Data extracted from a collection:
- - - -
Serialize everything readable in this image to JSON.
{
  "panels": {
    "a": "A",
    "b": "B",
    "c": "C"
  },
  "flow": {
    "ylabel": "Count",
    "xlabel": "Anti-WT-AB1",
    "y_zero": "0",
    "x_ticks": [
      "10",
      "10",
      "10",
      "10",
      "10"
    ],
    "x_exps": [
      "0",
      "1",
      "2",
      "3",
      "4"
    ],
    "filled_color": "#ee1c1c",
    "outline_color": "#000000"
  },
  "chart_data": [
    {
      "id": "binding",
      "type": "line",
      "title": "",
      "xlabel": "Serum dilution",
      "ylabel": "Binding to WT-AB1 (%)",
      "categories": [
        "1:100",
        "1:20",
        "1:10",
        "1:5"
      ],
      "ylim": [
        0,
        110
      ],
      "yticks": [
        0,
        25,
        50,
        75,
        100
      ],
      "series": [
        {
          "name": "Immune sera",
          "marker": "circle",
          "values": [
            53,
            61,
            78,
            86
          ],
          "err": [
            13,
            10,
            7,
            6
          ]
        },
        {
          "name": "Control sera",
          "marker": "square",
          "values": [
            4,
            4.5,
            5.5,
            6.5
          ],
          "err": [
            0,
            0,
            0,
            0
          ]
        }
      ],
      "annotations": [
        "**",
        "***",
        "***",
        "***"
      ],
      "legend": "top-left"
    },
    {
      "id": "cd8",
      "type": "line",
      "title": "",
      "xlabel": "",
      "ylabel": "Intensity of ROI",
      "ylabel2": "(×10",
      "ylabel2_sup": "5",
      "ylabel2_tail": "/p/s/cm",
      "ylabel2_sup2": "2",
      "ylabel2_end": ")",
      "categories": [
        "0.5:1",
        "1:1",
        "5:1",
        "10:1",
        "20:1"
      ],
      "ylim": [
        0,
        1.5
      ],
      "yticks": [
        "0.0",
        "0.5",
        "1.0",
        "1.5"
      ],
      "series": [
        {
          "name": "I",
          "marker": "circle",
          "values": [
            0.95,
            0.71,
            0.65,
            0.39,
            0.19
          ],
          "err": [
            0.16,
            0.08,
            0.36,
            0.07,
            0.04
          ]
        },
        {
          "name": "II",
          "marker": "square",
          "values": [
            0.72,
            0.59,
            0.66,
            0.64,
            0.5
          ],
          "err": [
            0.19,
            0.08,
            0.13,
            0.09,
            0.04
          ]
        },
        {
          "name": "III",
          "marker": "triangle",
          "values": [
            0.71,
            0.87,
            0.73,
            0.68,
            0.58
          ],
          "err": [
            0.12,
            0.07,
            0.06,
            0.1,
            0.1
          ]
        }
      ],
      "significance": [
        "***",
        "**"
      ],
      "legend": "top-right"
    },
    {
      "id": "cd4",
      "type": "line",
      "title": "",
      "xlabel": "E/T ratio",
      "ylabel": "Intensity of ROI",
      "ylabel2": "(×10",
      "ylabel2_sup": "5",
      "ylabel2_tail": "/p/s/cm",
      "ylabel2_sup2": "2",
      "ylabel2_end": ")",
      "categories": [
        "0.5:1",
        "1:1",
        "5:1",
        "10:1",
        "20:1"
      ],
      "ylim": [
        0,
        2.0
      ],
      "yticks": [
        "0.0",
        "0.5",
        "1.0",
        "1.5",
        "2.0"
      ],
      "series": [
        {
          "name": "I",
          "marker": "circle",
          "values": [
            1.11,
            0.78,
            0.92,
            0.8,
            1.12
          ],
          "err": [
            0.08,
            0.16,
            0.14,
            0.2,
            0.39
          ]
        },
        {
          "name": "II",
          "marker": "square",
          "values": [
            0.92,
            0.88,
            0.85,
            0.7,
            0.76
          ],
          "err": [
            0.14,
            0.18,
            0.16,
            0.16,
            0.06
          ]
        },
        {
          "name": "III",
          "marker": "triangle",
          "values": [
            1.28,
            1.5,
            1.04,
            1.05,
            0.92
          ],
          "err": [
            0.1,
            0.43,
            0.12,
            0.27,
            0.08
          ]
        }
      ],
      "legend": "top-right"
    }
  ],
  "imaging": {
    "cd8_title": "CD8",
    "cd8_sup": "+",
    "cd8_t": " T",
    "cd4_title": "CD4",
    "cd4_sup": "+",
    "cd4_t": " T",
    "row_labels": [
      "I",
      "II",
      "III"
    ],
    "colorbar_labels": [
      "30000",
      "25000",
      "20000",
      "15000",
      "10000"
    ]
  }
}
- - - -
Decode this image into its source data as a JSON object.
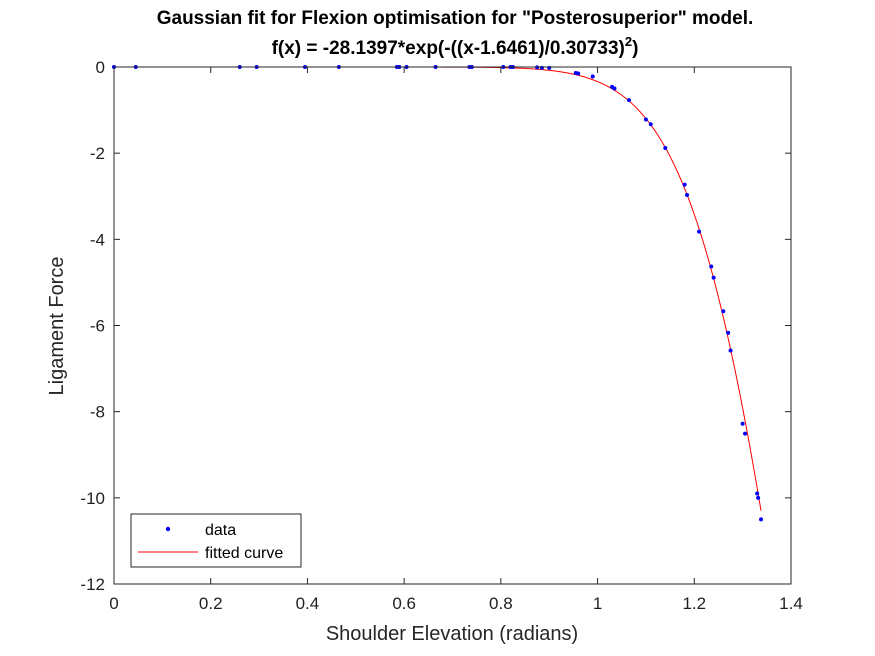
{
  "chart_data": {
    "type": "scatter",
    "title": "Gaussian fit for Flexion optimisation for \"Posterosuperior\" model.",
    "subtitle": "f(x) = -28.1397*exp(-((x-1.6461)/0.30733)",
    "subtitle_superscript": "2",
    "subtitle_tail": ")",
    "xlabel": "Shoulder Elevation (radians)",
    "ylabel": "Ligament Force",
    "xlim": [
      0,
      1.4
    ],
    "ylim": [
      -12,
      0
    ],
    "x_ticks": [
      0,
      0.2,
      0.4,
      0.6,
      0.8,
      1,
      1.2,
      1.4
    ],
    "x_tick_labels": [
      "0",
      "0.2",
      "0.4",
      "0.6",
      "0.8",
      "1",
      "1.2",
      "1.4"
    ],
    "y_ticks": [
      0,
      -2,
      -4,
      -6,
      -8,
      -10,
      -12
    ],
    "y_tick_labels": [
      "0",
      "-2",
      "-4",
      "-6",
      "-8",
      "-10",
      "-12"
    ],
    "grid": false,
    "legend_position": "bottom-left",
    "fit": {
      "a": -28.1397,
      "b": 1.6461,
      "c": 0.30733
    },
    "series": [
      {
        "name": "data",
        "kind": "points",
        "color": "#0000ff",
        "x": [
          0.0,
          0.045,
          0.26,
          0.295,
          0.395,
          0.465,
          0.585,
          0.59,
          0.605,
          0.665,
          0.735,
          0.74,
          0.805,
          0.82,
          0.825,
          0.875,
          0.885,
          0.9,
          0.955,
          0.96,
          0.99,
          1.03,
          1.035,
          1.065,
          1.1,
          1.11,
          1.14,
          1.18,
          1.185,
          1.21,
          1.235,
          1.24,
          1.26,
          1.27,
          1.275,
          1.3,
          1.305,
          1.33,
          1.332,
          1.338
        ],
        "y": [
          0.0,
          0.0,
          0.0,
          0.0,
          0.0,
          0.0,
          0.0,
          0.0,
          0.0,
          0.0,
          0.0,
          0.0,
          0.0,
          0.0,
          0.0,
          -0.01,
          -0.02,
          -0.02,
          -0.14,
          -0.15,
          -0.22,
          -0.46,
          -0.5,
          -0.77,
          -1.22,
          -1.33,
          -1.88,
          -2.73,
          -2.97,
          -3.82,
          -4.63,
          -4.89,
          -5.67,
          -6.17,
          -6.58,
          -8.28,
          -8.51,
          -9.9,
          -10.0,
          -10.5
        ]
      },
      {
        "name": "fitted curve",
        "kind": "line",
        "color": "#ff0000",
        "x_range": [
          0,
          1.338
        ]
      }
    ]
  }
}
- - - -
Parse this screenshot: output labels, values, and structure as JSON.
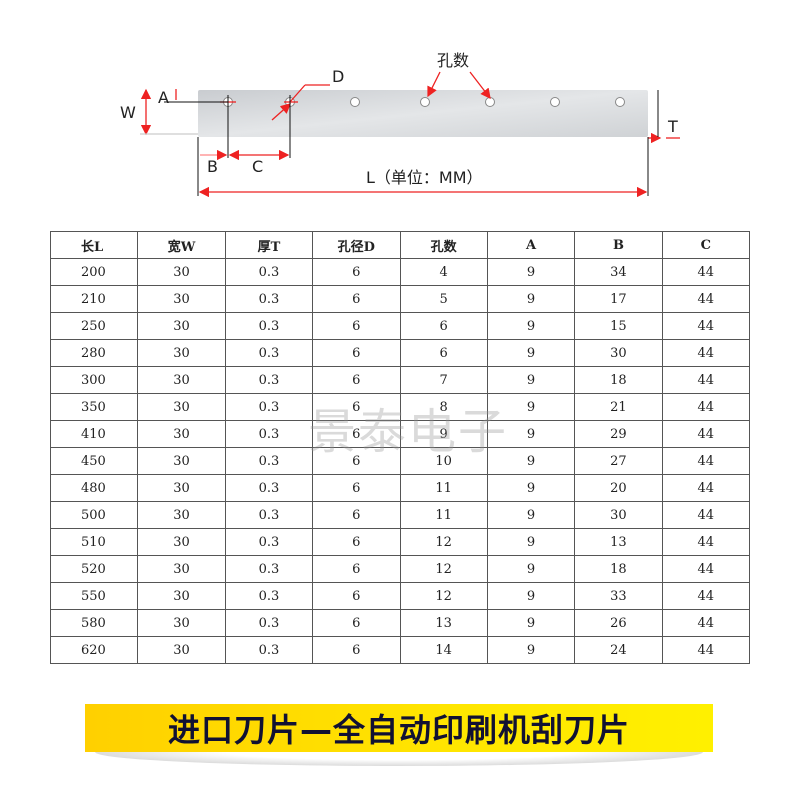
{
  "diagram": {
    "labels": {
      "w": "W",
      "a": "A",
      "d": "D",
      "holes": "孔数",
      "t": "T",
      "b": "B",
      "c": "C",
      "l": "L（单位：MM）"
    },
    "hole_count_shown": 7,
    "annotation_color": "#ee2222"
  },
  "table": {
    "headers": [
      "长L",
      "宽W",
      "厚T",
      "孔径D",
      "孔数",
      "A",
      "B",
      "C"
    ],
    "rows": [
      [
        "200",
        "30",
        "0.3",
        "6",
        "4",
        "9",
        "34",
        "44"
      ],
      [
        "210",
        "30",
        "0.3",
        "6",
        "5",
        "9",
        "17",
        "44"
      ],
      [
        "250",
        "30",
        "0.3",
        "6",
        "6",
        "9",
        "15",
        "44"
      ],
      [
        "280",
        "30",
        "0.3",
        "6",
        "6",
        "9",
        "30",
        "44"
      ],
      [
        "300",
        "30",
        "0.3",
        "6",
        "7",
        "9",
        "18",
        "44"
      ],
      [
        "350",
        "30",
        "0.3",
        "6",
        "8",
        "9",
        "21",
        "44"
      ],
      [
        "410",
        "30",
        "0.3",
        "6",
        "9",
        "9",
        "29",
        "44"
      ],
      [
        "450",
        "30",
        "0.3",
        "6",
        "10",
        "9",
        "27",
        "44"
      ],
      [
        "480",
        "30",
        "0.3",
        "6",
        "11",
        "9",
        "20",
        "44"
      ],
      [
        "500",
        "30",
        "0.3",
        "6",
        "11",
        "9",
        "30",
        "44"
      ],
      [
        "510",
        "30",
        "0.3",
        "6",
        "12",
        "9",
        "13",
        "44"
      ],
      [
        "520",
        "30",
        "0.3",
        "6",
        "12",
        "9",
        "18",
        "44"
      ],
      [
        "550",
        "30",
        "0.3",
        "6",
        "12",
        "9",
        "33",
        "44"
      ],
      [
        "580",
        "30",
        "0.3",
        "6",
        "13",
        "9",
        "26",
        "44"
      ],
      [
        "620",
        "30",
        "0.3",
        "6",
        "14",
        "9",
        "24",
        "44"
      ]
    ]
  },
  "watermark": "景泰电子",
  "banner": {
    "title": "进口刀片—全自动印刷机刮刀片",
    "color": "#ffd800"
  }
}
- - - -
WHAT THE TASK REQUIRES: Write out every line of the entries that holds the word "image".

EXERCISE ANSWER:
Serialize everything readable in this image to JSON.
Decode this image into its source data as a JSON object.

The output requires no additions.